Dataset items
•••••
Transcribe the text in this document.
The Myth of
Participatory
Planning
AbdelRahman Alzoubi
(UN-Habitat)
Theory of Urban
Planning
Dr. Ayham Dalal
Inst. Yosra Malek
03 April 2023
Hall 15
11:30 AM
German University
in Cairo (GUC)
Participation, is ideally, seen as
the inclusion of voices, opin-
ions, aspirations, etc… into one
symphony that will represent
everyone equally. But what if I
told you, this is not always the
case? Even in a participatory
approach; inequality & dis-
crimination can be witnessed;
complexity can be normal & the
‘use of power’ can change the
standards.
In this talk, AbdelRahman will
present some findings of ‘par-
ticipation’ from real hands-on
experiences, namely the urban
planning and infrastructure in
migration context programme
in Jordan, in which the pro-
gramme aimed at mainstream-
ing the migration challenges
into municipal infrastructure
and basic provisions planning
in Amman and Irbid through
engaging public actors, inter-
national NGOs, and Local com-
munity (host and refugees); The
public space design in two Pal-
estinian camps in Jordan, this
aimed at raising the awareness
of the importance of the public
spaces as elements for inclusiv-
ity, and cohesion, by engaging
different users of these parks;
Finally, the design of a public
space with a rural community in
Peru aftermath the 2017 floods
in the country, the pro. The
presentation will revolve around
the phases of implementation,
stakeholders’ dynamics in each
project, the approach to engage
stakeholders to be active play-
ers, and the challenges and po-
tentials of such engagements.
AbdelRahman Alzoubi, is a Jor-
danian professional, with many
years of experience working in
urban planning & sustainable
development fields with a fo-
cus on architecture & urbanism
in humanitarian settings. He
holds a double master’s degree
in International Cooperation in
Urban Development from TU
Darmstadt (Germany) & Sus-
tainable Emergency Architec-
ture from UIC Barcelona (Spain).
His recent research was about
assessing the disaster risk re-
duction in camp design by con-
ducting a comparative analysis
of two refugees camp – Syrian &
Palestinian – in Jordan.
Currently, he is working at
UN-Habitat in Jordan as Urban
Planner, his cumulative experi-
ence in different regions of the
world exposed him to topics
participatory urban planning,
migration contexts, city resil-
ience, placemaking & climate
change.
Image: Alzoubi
•••••
* **WHAT TO DO**:
Transcribe every entry exactly, omitting nothing.

* **THE ANSWER**:
Transcribe the text in this document.
The Myth of
Participatory
Planning
AbdelRahman Alzoubi
(UN-Habitat)
Theory of Urban
Planning
Dr. Ayham Dalal
Inst. Yosra Malek
03 April 2023
Hall 15
11:30 AM
German University
in Cairo (GUC)
Participation, is ideally, seen as
the inclusion of voices, opin-
ions, aspirations, etc… into one
symphony that will represent
everyone equally. But what if I
told you, this is not always the
case? Even in a participatory
approach; inequality & dis-
crimination can be witnessed;
complexity can be normal & the
‘use of power’ can change the
standards.
In this talk, AbdelRahman will
present some findings of ‘par-
ticipation’ from real hands-on
experiences, namely the urban
planning and infrastructure in
migration context programme
in Jordan, in which the pro-
gramme aimed at mainstream-
ing the migration challenges
into municipal infrastructure
and basic provisions planning
in Amman and Irbid through
engaging public actors, inter-
national NGOs, and Local com-
munity (host and refugees); The
public space design in two Pal-
estinian camps in Jordan, this
aimed at raising the awareness
of the importance of the public
spaces as elements for inclusiv-
ity, and cohesion, by engaging
different users of these parks;
Finally, the design of a public
space with a rural community in
Peru aftermath the 2017 floods
in the country, the pro. The
presentation will revolve around
the phases of implementation,
stakeholders’ dynamics in each
project, the approach to engage
stakeholders to be active play-
ers, and the challenges and po-
tentials of such engagements.
AbdelRahman Alzoubi, is a Jor-
danian professional, with many
years of experience working in
urban planning & sustainable
development fields with a fo-
cus on architecture & urbanism
in humanitarian settings. He
holds a double master’s degree
in International Cooperation in
Urban Development from TU
Darmstadt (Germany) & Sus-
tainable Emergency Architec-
ture from UIC Barcelona (Spain).
His recent research was about
assessing the disaster risk re-
duction in camp design by con-
ducting a comparative analysis
of two refugees camp – Syrian &
Palestinian – in Jordan.
Currently, he is working at
UN-Habitat in Jordan as Urban
Planner, his cumulative experi-
ence in different regions of the
world exposed him to topics
participatory urban planning,
migration contexts, city resil-
ience, placemaking & climate
change.
Image: Alzoubi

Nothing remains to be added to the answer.